* **BRIEF**
Please reproduce the items below word for word, starting at the very first line and ending at the line that contains "- optimized-design-description: The", with both of those lines included.

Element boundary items
+ + + + +

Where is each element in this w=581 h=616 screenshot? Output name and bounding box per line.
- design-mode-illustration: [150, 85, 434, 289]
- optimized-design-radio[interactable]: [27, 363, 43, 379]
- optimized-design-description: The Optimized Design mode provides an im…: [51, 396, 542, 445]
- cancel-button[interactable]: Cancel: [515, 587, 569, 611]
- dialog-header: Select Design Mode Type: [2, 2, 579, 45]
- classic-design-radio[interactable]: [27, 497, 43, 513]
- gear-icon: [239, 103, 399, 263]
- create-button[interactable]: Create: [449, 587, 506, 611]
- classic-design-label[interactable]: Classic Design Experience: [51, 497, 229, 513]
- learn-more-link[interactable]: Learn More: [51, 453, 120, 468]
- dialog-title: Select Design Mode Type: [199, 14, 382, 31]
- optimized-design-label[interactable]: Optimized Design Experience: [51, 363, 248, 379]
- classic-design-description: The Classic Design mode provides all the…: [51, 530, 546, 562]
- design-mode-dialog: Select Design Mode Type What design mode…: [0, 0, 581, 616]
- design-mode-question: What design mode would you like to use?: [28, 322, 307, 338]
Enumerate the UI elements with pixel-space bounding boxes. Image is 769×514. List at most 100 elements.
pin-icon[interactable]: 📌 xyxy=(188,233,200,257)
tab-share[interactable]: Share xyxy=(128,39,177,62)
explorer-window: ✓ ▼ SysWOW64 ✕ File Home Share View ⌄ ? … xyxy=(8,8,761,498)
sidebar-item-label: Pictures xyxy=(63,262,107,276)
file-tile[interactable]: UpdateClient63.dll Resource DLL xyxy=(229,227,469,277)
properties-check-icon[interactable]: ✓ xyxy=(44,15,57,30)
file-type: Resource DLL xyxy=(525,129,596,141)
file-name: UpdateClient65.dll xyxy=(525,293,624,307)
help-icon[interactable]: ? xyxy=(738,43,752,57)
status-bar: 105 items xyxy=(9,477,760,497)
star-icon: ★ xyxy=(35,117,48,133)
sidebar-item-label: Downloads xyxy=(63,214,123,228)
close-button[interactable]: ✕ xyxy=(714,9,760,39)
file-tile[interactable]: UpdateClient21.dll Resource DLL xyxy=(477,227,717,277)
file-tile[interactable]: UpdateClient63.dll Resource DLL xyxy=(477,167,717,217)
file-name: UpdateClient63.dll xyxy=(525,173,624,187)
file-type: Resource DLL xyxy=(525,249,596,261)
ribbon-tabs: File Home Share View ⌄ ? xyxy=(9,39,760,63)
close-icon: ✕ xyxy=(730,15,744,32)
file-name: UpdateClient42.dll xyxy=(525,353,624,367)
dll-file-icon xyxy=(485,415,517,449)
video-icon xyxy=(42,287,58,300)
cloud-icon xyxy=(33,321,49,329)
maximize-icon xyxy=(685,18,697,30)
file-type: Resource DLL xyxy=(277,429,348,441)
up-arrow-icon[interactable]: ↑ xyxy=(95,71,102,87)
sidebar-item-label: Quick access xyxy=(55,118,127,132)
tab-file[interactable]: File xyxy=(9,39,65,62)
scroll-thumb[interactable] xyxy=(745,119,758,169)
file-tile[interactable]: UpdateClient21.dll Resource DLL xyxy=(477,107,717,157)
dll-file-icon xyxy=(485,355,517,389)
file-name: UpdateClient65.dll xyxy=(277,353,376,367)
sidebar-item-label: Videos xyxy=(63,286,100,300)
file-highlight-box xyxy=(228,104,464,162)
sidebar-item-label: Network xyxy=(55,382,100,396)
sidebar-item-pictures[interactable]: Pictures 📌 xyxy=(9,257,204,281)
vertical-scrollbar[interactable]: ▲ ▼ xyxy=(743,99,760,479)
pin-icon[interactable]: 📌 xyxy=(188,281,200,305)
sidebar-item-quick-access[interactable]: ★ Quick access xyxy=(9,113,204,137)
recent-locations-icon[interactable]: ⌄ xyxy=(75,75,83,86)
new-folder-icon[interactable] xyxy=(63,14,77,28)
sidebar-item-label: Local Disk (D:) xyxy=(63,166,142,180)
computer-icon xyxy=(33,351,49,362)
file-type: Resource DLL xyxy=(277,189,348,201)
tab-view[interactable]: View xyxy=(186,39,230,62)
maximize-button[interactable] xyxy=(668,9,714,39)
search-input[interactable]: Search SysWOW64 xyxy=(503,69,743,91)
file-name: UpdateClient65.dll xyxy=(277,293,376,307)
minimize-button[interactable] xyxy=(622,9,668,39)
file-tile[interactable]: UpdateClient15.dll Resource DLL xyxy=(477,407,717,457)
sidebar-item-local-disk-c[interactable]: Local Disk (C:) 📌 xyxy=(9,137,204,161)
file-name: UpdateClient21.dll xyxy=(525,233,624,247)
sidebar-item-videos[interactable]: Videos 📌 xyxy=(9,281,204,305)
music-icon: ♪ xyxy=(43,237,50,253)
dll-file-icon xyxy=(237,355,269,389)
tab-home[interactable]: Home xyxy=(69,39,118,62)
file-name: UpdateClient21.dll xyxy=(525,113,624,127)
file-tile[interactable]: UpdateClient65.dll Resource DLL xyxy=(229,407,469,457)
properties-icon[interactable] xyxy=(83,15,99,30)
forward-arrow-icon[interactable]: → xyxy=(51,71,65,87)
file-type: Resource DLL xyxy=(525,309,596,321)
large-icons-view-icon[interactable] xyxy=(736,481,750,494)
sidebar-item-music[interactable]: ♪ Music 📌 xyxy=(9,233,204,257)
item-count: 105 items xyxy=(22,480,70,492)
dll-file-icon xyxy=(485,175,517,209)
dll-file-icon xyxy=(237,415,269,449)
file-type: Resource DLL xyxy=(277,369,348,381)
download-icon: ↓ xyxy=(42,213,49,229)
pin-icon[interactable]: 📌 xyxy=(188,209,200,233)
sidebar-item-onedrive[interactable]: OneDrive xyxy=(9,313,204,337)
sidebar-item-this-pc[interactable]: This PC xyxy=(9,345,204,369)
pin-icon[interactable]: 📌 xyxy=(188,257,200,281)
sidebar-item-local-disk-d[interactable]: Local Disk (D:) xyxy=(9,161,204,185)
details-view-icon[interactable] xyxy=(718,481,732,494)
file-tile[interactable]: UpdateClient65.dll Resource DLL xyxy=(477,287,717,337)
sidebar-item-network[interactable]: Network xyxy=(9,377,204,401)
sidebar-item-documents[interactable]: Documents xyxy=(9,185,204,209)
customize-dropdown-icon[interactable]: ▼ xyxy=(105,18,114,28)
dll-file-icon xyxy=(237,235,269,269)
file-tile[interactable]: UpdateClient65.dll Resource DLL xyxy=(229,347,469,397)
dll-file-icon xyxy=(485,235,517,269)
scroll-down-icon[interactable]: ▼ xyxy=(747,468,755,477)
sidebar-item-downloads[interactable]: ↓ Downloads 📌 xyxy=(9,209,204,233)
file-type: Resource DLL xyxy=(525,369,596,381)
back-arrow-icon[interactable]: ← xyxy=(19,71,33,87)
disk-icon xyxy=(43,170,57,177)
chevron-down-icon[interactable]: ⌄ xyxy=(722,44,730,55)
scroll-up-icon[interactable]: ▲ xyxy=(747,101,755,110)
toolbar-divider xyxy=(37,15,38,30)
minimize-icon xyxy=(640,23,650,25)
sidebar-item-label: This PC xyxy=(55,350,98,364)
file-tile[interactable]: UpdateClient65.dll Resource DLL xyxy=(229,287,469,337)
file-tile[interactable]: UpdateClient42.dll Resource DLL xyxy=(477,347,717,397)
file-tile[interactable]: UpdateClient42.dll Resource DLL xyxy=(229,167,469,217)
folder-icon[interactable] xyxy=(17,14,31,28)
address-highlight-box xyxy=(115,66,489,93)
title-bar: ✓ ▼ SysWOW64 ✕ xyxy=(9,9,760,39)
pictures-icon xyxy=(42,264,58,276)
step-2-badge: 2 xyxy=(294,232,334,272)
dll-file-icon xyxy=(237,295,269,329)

+ + + + +

* **THE COMPLETED TASK**
Where is each element in this w=581 h=616 screenshot? Output name and bounding box per line.
- design-mode-illustration: [150, 85, 434, 289]
- optimized-design-radio[interactable]: [27, 363, 43, 379]
- optimized-design-description: The Optimized Design mode provides an im…: [51, 396, 542, 445]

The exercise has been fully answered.